Figure collection entries
────────────────

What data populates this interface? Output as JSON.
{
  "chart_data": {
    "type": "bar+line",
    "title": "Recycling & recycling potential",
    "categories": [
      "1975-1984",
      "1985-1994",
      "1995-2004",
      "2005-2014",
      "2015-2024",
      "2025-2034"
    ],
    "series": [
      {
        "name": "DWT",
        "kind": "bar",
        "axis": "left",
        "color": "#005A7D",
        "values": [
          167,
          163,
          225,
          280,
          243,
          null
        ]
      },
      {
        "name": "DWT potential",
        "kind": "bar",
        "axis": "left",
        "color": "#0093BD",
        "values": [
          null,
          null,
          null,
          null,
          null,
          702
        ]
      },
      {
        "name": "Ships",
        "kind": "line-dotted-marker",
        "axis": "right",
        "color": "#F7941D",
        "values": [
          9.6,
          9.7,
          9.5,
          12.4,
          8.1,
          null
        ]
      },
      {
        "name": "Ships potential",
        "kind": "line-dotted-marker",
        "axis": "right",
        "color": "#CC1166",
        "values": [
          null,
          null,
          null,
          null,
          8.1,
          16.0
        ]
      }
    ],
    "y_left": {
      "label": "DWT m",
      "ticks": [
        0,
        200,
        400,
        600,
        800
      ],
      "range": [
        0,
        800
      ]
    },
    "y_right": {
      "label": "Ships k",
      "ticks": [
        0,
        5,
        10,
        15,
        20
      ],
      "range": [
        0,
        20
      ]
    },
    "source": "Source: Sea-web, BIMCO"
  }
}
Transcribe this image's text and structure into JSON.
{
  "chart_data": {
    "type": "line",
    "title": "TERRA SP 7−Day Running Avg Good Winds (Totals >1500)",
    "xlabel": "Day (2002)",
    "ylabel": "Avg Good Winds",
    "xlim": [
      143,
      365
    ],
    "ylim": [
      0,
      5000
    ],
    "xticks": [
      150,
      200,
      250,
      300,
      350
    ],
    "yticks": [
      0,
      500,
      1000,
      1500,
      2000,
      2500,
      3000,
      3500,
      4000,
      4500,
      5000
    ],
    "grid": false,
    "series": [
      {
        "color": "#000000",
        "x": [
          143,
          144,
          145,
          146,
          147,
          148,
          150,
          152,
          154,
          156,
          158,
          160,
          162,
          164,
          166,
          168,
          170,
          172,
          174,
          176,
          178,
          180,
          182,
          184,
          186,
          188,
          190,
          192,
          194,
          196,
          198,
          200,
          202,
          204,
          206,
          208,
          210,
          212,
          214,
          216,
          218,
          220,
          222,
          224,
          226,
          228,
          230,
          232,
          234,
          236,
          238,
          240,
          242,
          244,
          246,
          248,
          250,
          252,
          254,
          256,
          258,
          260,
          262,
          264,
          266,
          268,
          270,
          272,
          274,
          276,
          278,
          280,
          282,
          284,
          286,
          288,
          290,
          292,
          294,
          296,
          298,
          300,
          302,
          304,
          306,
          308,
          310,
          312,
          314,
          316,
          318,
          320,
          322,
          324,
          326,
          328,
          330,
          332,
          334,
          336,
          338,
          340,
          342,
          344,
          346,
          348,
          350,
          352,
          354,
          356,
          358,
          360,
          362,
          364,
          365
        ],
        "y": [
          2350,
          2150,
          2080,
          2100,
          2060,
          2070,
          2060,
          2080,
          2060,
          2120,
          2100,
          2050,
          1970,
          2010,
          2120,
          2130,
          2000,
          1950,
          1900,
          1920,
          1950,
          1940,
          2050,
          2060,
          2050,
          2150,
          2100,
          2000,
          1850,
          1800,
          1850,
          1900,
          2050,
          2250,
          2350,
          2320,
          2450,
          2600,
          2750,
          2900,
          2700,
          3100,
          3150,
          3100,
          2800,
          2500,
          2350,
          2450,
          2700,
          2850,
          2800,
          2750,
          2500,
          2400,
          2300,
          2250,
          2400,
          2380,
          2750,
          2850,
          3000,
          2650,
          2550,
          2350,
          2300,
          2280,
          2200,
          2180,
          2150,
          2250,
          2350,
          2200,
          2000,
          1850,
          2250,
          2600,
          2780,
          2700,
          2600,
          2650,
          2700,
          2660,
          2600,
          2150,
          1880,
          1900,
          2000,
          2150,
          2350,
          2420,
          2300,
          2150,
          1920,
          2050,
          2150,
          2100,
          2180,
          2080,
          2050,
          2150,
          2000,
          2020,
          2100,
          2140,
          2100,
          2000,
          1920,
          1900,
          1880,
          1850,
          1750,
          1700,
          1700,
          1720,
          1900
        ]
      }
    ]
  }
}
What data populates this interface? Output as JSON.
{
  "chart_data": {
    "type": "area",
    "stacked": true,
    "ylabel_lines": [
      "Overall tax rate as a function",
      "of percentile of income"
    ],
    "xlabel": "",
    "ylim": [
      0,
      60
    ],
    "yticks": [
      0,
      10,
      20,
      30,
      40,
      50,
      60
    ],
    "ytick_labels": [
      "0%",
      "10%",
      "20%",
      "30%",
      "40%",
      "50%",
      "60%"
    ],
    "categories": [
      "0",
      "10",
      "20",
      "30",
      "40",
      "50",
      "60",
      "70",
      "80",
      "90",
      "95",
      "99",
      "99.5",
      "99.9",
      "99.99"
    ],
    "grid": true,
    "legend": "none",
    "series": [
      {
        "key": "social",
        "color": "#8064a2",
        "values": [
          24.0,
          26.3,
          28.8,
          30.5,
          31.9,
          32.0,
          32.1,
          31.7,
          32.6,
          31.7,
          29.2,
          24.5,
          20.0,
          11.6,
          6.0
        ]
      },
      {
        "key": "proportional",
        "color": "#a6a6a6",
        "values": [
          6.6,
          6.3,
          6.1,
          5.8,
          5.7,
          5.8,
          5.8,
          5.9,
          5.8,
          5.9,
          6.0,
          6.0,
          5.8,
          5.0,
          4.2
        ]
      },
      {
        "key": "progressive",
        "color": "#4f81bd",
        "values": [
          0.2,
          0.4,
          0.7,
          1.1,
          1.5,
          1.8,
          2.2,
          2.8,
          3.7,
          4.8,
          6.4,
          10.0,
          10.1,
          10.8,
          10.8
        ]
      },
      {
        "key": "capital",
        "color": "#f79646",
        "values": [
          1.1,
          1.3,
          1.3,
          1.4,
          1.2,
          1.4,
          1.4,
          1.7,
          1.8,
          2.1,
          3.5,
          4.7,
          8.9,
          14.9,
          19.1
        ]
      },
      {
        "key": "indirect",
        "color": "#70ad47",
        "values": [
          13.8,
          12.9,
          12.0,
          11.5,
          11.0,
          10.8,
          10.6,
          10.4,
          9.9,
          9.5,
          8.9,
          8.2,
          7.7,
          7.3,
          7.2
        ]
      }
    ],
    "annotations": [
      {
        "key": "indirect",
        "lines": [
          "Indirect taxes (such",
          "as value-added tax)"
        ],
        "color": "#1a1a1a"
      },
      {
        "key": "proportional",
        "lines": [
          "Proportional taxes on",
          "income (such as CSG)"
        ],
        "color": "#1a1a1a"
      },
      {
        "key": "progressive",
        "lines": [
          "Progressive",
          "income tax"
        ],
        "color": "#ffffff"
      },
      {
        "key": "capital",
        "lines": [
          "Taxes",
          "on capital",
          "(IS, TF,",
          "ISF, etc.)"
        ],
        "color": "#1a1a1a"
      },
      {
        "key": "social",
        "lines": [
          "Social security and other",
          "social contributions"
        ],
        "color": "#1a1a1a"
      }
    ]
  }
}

────────────────

**EXERCISE:** Identify the lines of the entries containing the string "potential". Copy each such line.

**RESPONSE FOR THIS EXERCISE:**
    "title": "Recycling & recycling potential",
        "name": "DWT potential",
        "name": "Ships potential",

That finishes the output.